* What is being asked: Write the data below out exactly as it stands. Do not include the pictures.

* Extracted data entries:
##############################

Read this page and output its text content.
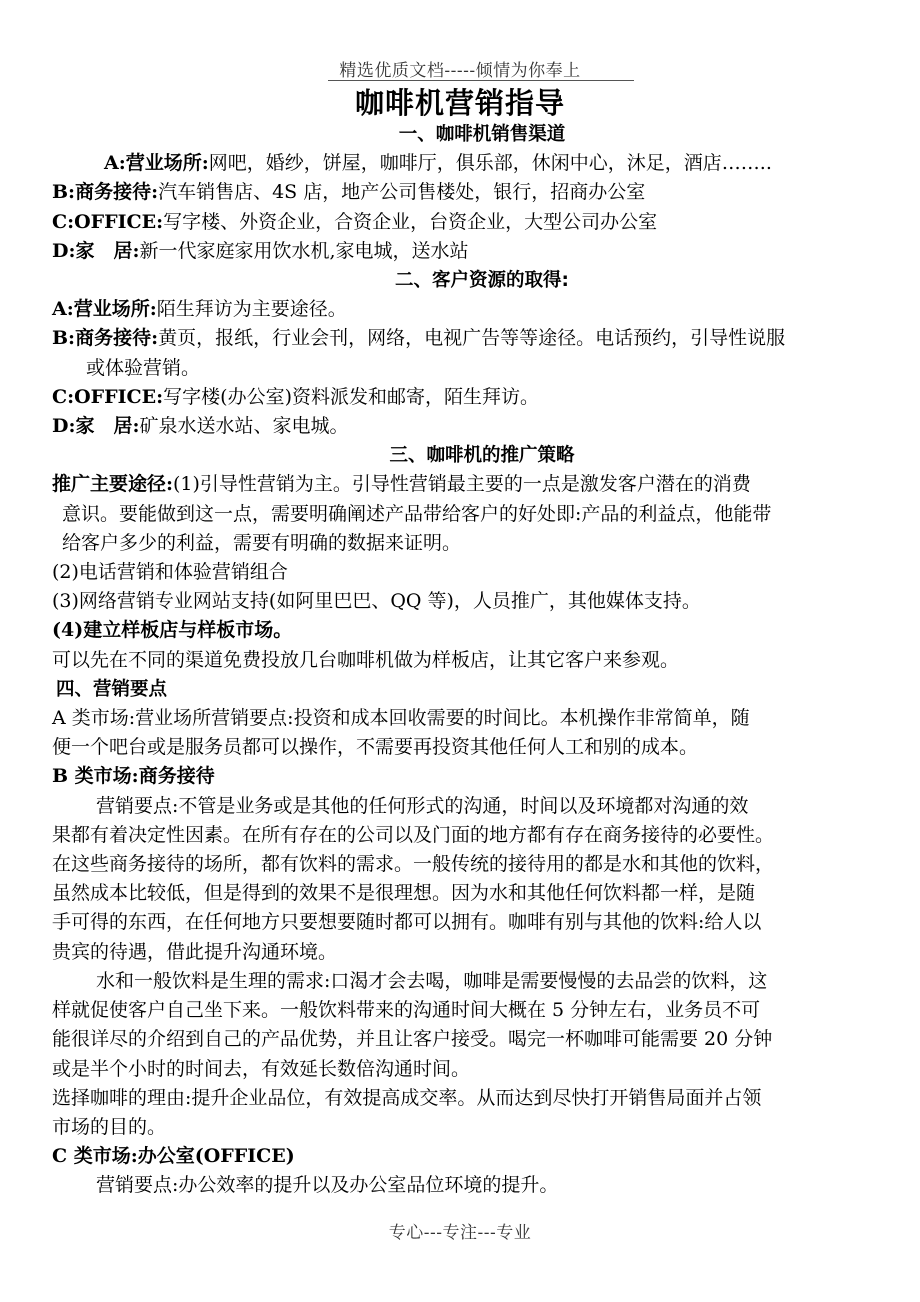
精选优质文档-----倾情为你奉上
咖啡机营销指导

一、咖啡机销售渠道

A:营业场所:网吧，婚纱，饼屋，咖啡厅，俱乐部，休闲中心，沐足，酒店……..

B:商务接待:汽车销售店、4S 店，地产公司售楼处，银行，招商办公室

C:OFFICE:写字楼、外资企业，合资企业，台资企业，大型公司办公室

D:家　居:新一代家庭家用饮水机,家电城，送水站

二、客户资源的取得:

A:营业场所:陌生拜访为主要途径。

B:商务接待:黄页，报纸，行业会刊，网络，电视广告等等途径。电话预约，引导性说服

或体验营销。

C:OFFICE:写字楼(办公室)资料派发和邮寄，陌生拜访。

D:家　居:矿泉水送水站、家电城。

三、咖啡机的推广策略

推广主要途径:(1)引导性营销为主。引导性营销最主要的一点是激发客户潜在的消费

意识。要能做到这一点，需要明确阐述产品带给客户的好处即:产品的利益点，他能带

给客户多少的利益，需要有明确的数据来证明。

(2)电话营销和体验营销组合

(3)网络营销专业网站支持(如阿里巴巴、QQ 等)，人员推广，其他媒体支持。

(4)建立样板店与样板市场。

可以先在不同的渠道免费投放几台咖啡机做为样板店，让其它客户来参观。

四、营销要点

A 类市场:营业场所营销要点:投资和成本回收需要的时间比。本机操作非常简单，随

便一个吧台或是服务员都可以操作，不需要再投资其他任何人工和别的成本。

B 类市场:商务接待

营销要点:不管是业务或是其他的任何形式的沟通，时间以及环境都对沟通的效

果都有着决定性因素。在所有存在的公司以及门面的地方都有存在商务接待的必要性。

在这些商务接待的场所，都有饮料的需求。一般传统的接待用的都是水和其他的饮料，

虽然成本比较低，但是得到的效果不是很理想。因为水和其他任何饮料都一样，是随

手可得的东西，在任何地方只要想要随时都可以拥有。咖啡有别与其他的饮料:给人以

贵宾的待遇，借此提升沟通环境。

水和一般饮料是生理的需求:口渴才会去喝，咖啡是需要慢慢的去品尝的饮料，这

样就促使客户自己坐下来。一般饮料带来的沟通时间大概在 5 分钟左右，业务员不可

能很详尽的介绍到自己的产品优势，并且让客户接受。喝完一杯咖啡可能需要 20 分钟

或是半个小时的时间去，有效延长数倍沟通时间。

选择咖啡的理由:提升企业品位，有效提高成交率。从而达到尽快打开销售局面并占领

市场的目的。

C 类市场:办公室(OFFICE)

营销要点:办公效率的提升以及办公室品位环境的提升。

专心---专注---专业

##############################

* Exercise solution:
Read this page and output its text content.
精选优质文档-----倾情为你奉上
咖啡机营销指导

一、咖啡机销售渠道

A:营业场所:网吧，婚纱，饼屋，咖啡厅，俱乐部，休闲中心，沐足，酒店……..

B:商务接待:汽车销售店、4S 店，地产公司售楼处，银行，招商办公室

C:OFFICE:写字楼、外资企业，合资企业，台资企业，大型公司办公室

D:家　居:新一代家庭家用饮水机,家电城，送水站

二、客户资源的取得:

A:营业场所:陌生拜访为主要途径。

B:商务接待:黄页，报纸，行业会刊，网络，电视广告等等途径。电话预约，引导性说服

或体验营销。

C:OFFICE:写字楼(办公室)资料派发和邮寄，陌生拜访。

D:家　居:矿泉水送水站、家电城。

三、咖啡机的推广策略

推广主要途径:(1)引导性营销为主。引导性营销最主要的一点是激发客户潜在的消费

意识。要能做到这一点，需要明确阐述产品带给客户的好处即:产品的利益点，他能带

给客户多少的利益，需要有明确的数据来证明。

(2)电话营销和体验营销组合

(3)网络营销专业网站支持(如阿里巴巴、QQ 等)，人员推广，其他媒体支持。

(4)建立样板店与样板市场。

可以先在不同的渠道免费投放几台咖啡机做为样板店，让其它客户来参观。

四、营销要点

A 类市场:营业场所营销要点:投资和成本回收需要的时间比。本机操作非常简单，随

便一个吧台或是服务员都可以操作，不需要再投资其他任何人工和别的成本。

B 类市场:商务接待

营销要点:不管是业务或是其他的任何形式的沟通，时间以及环境都对沟通的效

果都有着决定性因素。在所有存在的公司以及门面的地方都有存在商务接待的必要性。

在这些商务接待的场所，都有饮料的需求。一般传统的接待用的都是水和其他的饮料，

虽然成本比较低，但是得到的效果不是很理想。因为水和其他任何饮料都一样，是随

手可得的东西，在任何地方只要想要随时都可以拥有。咖啡有别与其他的饮料:给人以

贵宾的待遇，借此提升沟通环境。

水和一般饮料是生理的需求:口渴才会去喝，咖啡是需要慢慢的去品尝的饮料，这

样就促使客户自己坐下来。一般饮料带来的沟通时间大概在 5 分钟左右，业务员不可

能很详尽的介绍到自己的产品优势，并且让客户接受。喝完一杯咖啡可能需要 20 分钟

或是半个小时的时间去，有效延长数倍沟通时间。

选择咖啡的理由:提升企业品位，有效提高成交率。从而达到尽快打开销售局面并占领

市场的目的。

C 类市场:办公室(OFFICE)

营销要点:办公效率的提升以及办公室品位环境的提升。

专心---专注---专业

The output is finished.